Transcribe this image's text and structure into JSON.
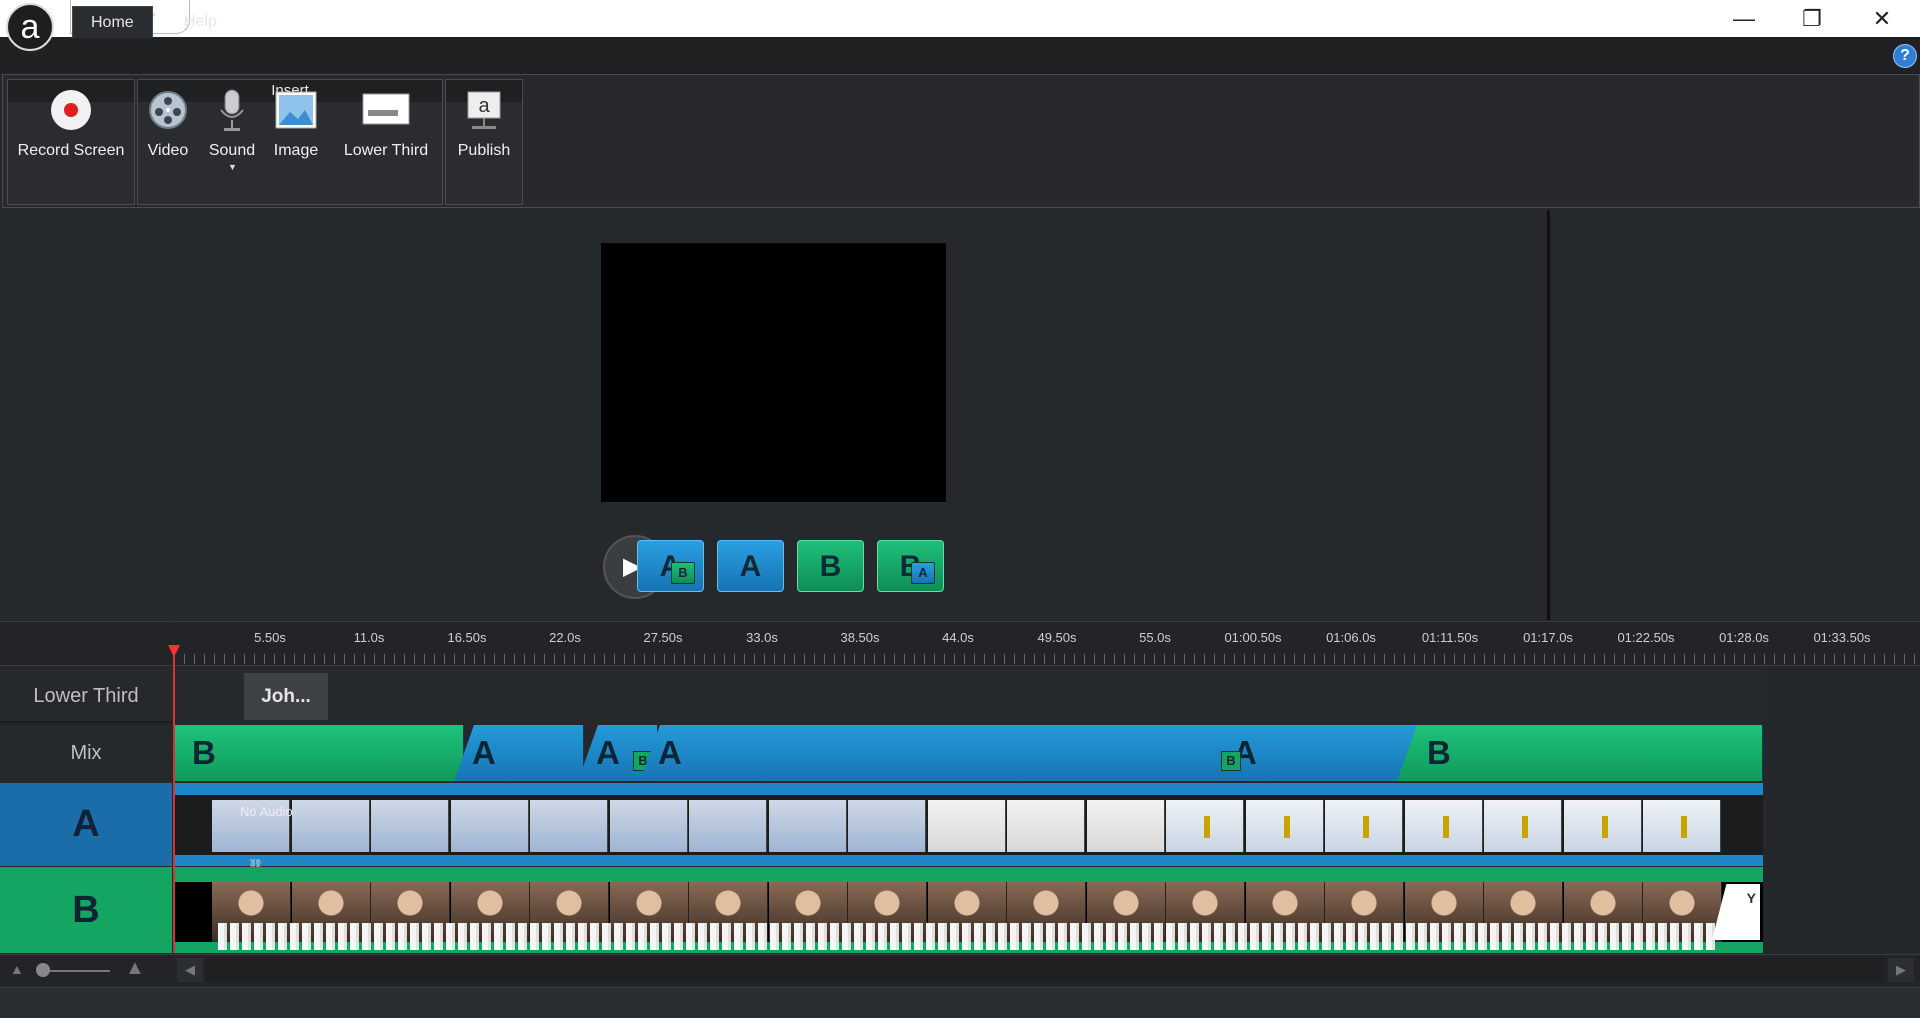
{
  "app": {
    "logo_letter": "a"
  },
  "quick_access": {
    "save_icon": "save-icon",
    "undo_icon": "undo-icon",
    "redo_icon": "redo-icon"
  },
  "window_controls": {
    "minimize": "—",
    "restore": "❐",
    "close": "✕"
  },
  "tabs": [
    {
      "label": "Home"
    },
    {
      "label": "Help"
    }
  ],
  "help_glyph": "?",
  "ribbon": {
    "record": {
      "label": "Record Screen"
    },
    "insert_group": {
      "label": "Insert",
      "buttons": [
        {
          "label": "Video"
        },
        {
          "label": "Sound"
        },
        {
          "label": "Image"
        },
        {
          "label": "Lower Third"
        }
      ]
    },
    "publish": {
      "label": "Publish"
    }
  },
  "layout_buttons": [
    {
      "main": "A",
      "mini": "B"
    },
    {
      "main": "A"
    },
    {
      "main": "B"
    },
    {
      "main": "B",
      "mini": "A"
    }
  ],
  "ruler": {
    "ticks": [
      "5.50s",
      "11.0s",
      "16.50s",
      "22.0s",
      "27.50s",
      "33.0s",
      "38.50s",
      "44.0s",
      "49.50s",
      "55.0s",
      "01:00.50s",
      "01:06.0s",
      "01:11.50s",
      "01:17.0s",
      "01:22.50s",
      "01:28.0s",
      "01:33.50s"
    ]
  },
  "tracks": {
    "lower_third": {
      "label": "Lower Third",
      "clip": "Joh..."
    },
    "mix": {
      "label": "Mix",
      "segments": [
        "B",
        "A",
        "A",
        "A",
        "A",
        "B"
      ],
      "segment_minis": {
        "2": "B",
        "4": "B"
      }
    },
    "a": {
      "label": "A",
      "no_audio": "No Audio"
    },
    "b": {
      "label": "B",
      "endcard": "Y"
    }
  },
  "colors": {
    "track_a": "#1f86c9",
    "track_b": "#14a563",
    "playhead": "#e03030"
  }
}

- - - -

▸ **WHAT TO WORK ON**
Print all the records again exactly; do not include any picture.

▸ **CORRECT RESPONSE**
Transcribe this image's text and structure into JSON.
{
  "app": {
    "logo_letter": "a"
  },
  "quick_access": {
    "save_icon": "save-icon",
    "undo_icon": "undo-icon",
    "redo_icon": "redo-icon"
  },
  "window_controls": {
    "minimize": "—",
    "restore": "❐",
    "close": "✕"
  },
  "tabs": [
    {
      "label": "Home"
    },
    {
      "label": "Help"
    }
  ],
  "help_glyph": "?",
  "ribbon": {
    "record": {
      "label": "Record Screen"
    },
    "insert_group": {
      "label": "Insert",
      "buttons": [
        {
          "label": "Video"
        },
        {
          "label": "Sound"
        },
        {
          "label": "Image"
        },
        {
          "label": "Lower Third"
        }
      ]
    },
    "publish": {
      "label": "Publish"
    }
  },
  "layout_buttons": [
    {
      "main": "A",
      "mini": "B"
    },
    {
      "main": "A"
    },
    {
      "main": "B"
    },
    {
      "main": "B",
      "mini": "A"
    }
  ],
  "ruler": {
    "ticks": [
      "5.50s",
      "11.0s",
      "16.50s",
      "22.0s",
      "27.50s",
      "33.0s",
      "38.50s",
      "44.0s",
      "49.50s",
      "55.0s",
      "01:00.50s",
      "01:06.0s",
      "01:11.50s",
      "01:17.0s",
      "01:22.50s",
      "01:28.0s",
      "01:33.50s"
    ]
  },
  "tracks": {
    "lower_third": {
      "label": "Lower Third",
      "clip": "Joh..."
    },
    "mix": {
      "label": "Mix",
      "segments": [
        "B",
        "A",
        "A",
        "A",
        "A",
        "B"
      ],
      "segment_minis": {
        "2": "B",
        "4": "B"
      }
    },
    "a": {
      "label": "A",
      "no_audio": "No Audio"
    },
    "b": {
      "label": "B",
      "endcard": "Y"
    }
  },
  "colors": {
    "track_a": "#1f86c9",
    "track_b": "#14a563",
    "playhead": "#e03030"
  }
}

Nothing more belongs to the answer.